**GIVEN DATA**:
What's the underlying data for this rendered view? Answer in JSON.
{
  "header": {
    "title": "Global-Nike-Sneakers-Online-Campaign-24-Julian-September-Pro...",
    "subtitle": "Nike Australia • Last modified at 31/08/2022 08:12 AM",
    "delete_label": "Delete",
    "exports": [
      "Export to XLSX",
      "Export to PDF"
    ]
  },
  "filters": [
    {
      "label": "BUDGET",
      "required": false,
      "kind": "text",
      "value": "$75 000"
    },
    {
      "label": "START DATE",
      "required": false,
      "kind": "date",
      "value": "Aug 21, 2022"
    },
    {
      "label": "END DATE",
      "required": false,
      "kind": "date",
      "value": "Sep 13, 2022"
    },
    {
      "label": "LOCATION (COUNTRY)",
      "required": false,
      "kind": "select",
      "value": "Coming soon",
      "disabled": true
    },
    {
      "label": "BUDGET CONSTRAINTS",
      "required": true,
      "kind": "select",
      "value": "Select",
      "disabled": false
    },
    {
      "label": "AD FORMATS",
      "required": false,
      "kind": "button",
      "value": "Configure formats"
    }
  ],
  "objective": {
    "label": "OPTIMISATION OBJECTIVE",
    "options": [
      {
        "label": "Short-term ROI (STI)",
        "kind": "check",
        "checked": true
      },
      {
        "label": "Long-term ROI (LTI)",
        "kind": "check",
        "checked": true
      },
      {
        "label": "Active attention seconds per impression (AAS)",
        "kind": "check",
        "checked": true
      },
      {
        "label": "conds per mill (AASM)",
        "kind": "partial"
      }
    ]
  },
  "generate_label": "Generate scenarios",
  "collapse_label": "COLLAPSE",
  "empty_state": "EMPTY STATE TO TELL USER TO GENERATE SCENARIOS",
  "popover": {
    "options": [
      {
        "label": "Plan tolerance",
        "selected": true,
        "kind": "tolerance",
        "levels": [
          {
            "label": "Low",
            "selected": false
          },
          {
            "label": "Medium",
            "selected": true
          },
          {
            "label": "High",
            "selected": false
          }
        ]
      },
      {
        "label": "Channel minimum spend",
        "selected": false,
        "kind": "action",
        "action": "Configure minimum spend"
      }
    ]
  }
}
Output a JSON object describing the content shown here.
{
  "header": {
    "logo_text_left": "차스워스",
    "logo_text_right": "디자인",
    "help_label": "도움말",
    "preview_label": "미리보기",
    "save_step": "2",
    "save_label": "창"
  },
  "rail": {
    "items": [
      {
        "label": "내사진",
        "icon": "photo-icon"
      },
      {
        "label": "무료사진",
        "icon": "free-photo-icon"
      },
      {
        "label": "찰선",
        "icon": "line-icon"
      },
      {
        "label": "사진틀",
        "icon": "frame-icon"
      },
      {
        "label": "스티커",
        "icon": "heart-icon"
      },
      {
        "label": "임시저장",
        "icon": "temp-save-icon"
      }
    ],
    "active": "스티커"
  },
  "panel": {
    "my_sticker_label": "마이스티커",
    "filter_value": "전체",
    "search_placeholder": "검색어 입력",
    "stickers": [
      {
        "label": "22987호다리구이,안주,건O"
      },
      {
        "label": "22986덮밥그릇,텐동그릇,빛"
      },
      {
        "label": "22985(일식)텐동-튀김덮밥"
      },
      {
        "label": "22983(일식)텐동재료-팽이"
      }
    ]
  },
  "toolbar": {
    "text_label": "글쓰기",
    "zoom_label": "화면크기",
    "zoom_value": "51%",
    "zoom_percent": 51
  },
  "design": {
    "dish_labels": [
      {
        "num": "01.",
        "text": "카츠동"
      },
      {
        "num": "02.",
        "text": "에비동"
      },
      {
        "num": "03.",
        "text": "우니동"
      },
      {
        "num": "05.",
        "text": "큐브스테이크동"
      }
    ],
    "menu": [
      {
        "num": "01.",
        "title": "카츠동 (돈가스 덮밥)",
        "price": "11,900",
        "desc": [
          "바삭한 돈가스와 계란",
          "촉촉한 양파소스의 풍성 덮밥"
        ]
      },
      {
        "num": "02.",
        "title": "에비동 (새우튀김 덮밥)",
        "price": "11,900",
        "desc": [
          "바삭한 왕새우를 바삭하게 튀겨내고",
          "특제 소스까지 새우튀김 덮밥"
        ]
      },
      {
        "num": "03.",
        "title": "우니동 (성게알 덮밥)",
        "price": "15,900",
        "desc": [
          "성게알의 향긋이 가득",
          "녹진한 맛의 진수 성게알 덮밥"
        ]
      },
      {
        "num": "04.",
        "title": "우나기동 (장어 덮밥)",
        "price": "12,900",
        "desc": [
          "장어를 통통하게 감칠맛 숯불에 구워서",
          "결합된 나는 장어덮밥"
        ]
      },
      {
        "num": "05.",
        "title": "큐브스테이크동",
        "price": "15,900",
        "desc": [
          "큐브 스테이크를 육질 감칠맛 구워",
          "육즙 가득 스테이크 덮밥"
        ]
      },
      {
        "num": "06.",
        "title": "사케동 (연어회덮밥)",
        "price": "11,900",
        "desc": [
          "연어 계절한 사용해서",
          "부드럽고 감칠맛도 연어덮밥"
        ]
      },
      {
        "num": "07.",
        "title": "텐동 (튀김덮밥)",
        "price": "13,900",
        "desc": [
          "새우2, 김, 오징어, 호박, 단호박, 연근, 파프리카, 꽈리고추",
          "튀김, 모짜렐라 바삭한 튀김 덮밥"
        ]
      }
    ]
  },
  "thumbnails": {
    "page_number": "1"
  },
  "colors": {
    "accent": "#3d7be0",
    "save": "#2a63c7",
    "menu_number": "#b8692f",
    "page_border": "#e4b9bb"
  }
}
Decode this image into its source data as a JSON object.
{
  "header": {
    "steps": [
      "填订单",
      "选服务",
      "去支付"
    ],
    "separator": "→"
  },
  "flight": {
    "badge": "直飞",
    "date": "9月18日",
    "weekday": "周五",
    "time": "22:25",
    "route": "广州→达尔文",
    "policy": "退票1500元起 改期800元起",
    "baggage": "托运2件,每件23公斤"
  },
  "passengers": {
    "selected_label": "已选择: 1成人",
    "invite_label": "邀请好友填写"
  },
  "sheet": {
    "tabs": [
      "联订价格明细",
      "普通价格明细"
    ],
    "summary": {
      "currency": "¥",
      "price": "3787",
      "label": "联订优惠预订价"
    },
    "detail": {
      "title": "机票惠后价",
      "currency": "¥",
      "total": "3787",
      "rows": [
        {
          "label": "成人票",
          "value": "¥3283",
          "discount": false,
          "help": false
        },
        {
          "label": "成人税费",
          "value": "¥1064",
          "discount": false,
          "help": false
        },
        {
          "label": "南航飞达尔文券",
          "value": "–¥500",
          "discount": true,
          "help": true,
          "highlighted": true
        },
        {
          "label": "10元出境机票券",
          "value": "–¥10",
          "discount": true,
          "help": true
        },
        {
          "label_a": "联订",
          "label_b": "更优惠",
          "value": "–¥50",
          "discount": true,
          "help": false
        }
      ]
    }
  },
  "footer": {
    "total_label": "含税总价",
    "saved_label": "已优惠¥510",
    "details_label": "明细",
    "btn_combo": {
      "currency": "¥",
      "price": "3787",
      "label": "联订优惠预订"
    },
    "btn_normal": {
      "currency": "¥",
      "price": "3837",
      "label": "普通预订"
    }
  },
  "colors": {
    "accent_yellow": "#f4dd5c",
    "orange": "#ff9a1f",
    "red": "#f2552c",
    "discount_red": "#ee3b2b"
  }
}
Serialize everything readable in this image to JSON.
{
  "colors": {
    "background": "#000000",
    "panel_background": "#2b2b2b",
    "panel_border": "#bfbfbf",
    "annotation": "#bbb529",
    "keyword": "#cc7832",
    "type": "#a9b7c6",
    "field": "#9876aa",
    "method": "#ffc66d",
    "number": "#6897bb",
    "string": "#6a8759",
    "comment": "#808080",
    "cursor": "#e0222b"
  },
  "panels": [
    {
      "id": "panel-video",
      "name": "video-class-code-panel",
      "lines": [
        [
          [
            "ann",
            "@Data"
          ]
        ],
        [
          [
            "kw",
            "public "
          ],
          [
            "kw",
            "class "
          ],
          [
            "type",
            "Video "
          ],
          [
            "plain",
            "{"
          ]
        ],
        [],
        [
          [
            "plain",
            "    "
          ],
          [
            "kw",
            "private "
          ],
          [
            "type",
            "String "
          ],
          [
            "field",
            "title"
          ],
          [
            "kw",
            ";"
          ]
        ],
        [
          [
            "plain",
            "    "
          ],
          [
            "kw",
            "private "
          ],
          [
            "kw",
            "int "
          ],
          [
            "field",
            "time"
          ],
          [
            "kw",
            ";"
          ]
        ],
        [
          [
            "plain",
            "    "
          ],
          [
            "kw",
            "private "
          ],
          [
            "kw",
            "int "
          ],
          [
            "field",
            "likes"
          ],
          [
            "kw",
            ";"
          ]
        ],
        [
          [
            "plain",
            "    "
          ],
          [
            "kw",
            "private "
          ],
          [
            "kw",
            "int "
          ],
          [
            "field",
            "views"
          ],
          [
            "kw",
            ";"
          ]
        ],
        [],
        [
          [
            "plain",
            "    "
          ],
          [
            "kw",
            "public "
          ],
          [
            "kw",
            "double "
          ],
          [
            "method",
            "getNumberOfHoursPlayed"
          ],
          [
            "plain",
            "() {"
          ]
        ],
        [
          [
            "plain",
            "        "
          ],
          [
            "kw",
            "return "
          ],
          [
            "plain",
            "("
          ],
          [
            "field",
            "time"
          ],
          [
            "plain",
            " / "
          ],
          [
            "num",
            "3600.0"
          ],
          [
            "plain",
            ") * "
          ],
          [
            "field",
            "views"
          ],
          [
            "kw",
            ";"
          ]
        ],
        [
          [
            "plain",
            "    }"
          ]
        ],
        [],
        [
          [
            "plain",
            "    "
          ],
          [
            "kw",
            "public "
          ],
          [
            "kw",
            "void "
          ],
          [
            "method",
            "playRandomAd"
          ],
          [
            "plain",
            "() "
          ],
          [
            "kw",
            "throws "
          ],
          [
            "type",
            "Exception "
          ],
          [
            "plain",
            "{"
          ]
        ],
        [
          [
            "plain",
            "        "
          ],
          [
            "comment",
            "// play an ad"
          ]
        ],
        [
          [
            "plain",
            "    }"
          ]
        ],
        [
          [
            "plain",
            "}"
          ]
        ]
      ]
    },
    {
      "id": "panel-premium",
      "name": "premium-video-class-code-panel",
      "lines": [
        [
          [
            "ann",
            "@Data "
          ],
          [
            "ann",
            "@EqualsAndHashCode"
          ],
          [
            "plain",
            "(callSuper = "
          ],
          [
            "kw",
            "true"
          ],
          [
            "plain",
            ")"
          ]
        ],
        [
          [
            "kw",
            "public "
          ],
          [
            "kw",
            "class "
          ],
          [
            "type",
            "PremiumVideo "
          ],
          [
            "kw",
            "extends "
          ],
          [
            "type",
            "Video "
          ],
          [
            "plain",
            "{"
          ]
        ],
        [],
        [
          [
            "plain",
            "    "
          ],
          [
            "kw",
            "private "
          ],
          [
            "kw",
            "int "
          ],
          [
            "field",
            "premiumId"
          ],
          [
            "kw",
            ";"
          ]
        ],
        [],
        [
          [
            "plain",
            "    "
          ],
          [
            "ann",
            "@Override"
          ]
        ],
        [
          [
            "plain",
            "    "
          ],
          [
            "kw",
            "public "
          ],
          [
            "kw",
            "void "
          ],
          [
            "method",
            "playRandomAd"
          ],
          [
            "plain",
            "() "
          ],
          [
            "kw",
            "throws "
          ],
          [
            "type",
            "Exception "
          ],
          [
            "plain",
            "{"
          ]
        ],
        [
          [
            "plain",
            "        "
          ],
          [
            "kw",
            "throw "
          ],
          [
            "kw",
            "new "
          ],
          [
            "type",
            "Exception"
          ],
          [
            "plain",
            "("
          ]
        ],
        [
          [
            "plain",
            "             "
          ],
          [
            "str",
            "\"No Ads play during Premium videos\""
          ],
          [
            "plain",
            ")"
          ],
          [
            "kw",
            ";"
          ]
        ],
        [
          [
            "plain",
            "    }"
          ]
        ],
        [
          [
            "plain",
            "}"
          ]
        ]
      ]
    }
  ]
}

**PROBLEM DESCRIPTION**:
Locate all lines in the listing above with the word "term". Copy them.

**THE RESPONSE**:
        "label": "Short-term ROI (STI)",
        "label": "Long-term ROI (LTI)",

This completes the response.